==== Exercise inputs

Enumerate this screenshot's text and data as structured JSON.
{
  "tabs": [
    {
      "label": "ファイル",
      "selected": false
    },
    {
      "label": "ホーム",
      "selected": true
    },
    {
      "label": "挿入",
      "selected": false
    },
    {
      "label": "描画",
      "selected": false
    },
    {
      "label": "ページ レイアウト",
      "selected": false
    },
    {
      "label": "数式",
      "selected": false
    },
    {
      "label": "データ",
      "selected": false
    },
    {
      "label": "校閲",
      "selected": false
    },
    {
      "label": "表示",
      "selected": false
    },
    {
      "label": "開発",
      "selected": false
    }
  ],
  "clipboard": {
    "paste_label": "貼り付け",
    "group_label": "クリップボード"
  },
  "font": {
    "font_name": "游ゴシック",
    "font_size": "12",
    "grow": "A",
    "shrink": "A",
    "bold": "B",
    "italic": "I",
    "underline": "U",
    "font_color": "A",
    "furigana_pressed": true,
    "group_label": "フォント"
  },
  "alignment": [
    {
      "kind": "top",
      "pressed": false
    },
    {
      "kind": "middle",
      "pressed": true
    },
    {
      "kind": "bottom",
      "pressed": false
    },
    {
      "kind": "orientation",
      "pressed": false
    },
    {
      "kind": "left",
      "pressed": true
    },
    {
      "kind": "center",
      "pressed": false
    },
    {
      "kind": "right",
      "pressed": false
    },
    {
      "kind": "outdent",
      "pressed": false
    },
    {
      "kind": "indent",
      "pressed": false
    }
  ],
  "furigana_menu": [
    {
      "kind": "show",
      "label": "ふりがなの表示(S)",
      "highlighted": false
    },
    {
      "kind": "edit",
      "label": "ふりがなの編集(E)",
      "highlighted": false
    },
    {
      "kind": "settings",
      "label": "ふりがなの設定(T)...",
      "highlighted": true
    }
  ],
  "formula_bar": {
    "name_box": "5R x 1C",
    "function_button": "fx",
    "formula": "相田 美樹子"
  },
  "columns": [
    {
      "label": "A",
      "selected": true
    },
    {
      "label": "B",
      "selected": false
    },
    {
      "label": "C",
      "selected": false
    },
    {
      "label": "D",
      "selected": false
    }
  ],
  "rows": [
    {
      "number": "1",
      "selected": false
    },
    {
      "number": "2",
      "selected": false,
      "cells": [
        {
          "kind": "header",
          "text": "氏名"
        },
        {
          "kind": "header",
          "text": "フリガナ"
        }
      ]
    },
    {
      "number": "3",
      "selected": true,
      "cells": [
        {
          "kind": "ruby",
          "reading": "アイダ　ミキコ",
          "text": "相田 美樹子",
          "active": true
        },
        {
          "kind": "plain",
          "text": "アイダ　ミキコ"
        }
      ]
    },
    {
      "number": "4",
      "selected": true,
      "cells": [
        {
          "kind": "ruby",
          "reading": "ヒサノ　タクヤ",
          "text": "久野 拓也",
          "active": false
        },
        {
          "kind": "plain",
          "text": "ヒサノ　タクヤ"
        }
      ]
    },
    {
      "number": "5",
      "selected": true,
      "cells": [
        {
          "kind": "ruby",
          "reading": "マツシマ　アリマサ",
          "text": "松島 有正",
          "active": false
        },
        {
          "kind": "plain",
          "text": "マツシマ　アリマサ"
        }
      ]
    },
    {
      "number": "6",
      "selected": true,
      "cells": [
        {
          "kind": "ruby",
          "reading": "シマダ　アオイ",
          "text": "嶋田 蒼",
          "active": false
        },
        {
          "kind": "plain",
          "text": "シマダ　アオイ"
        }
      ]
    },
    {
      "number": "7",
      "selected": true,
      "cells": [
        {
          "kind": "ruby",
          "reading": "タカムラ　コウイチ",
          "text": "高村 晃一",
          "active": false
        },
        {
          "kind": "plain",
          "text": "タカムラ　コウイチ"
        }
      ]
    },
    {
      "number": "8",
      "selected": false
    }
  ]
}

========

Exercise prompt. Give the complete listing a second time, exactly as it reads.

Final answer.
Enumerate this screenshot's text and data as structured JSON.
{
  "tabs": [
    {
      "label": "ファイル",
      "selected": false
    },
    {
      "label": "ホーム",
      "selected": true
    },
    {
      "label": "挿入",
      "selected": false
    },
    {
      "label": "描画",
      "selected": false
    },
    {
      "label": "ページ レイアウト",
      "selected": false
    },
    {
      "label": "数式",
      "selected": false
    },
    {
      "label": "データ",
      "selected": false
    },
    {
      "label": "校閲",
      "selected": false
    },
    {
      "label": "表示",
      "selected": false
    },
    {
      "label": "開発",
      "selected": false
    }
  ],
  "clipboard": {
    "paste_label": "貼り付け",
    "group_label": "クリップボード"
  },
  "font": {
    "font_name": "游ゴシック",
    "font_size": "12",
    "grow": "A",
    "shrink": "A",
    "bold": "B",
    "italic": "I",
    "underline": "U",
    "font_color": "A",
    "furigana_pressed": true,
    "group_label": "フォント"
  },
  "alignment": [
    {
      "kind": "top",
      "pressed": false
    },
    {
      "kind": "middle",
      "pressed": true
    },
    {
      "kind": "bottom",
      "pressed": false
    },
    {
      "kind": "orientation",
      "pressed": false
    },
    {
      "kind": "left",
      "pressed": true
    },
    {
      "kind": "center",
      "pressed": false
    },
    {
      "kind": "right",
      "pressed": false
    },
    {
      "kind": "outdent",
      "pressed": false
    },
    {
      "kind": "indent",
      "pressed": false
    }
  ],
  "furigana_menu": [
    {
      "kind": "show",
      "label": "ふりがなの表示(S)",
      "highlighted": false
    },
    {
      "kind": "edit",
      "label": "ふりがなの編集(E)",
      "highlighted": false
    },
    {
      "kind": "settings",
      "label": "ふりがなの設定(T)...",
      "highlighted": true
    }
  ],
  "formula_bar": {
    "name_box": "5R x 1C",
    "function_button": "fx",
    "formula": "相田 美樹子"
  },
  "columns": [
    {
      "label": "A",
      "selected": true
    },
    {
      "label": "B",
      "selected": false
    },
    {
      "label": "C",
      "selected": false
    },
    {
      "label": "D",
      "selected": false
    }
  ],
  "rows": [
    {
      "number": "1",
      "selected": false
    },
    {
      "number": "2",
      "selected": false,
      "cells": [
        {
          "kind": "header",
          "text": "氏名"
        },
        {
          "kind": "header",
          "text": "フリガナ"
        }
      ]
    },
    {
      "number": "3",
      "selected": true,
      "cells": [
        {
          "kind": "ruby",
          "reading": "アイダ　ミキコ",
          "text": "相田 美樹子",
          "active": true
        },
        {
          "kind": "plain",
          "text": "アイダ　ミキコ"
        }
      ]
    },
    {
      "number": "4",
      "selected": true,
      "cells": [
        {
          "kind": "ruby",
          "reading": "ヒサノ　タクヤ",
          "text": "久野 拓也",
          "active": false
        },
        {
          "kind": "plain",
          "text": "ヒサノ　タクヤ"
        }
      ]
    },
    {
      "number": "5",
      "selected": true,
      "cells": [
        {
          "kind": "ruby",
          "reading": "マツシマ　アリマサ",
          "text": "松島 有正",
          "active": false
        },
        {
          "kind": "plain",
          "text": "マツシマ　アリマサ"
        }
      ]
    },
    {
      "number": "6",
      "selected": true,
      "cells": [
        {
          "kind": "ruby",
          "reading": "シマダ　アオイ",
          "text": "嶋田 蒼",
          "active": false
        },
        {
          "kind": "plain",
          "text": "シマダ　アオイ"
        }
      ]
    },
    {
      "number": "7",
      "selected": true,
      "cells": [
        {
          "kind": "ruby",
          "reading": "タカムラ　コウイチ",
          "text": "高村 晃一",
          "active": false
        },
        {
          "kind": "plain",
          "text": "タカムラ　コウイチ"
        }
      ]
    },
    {
      "number": "8",
      "selected": false
    }
  ]
}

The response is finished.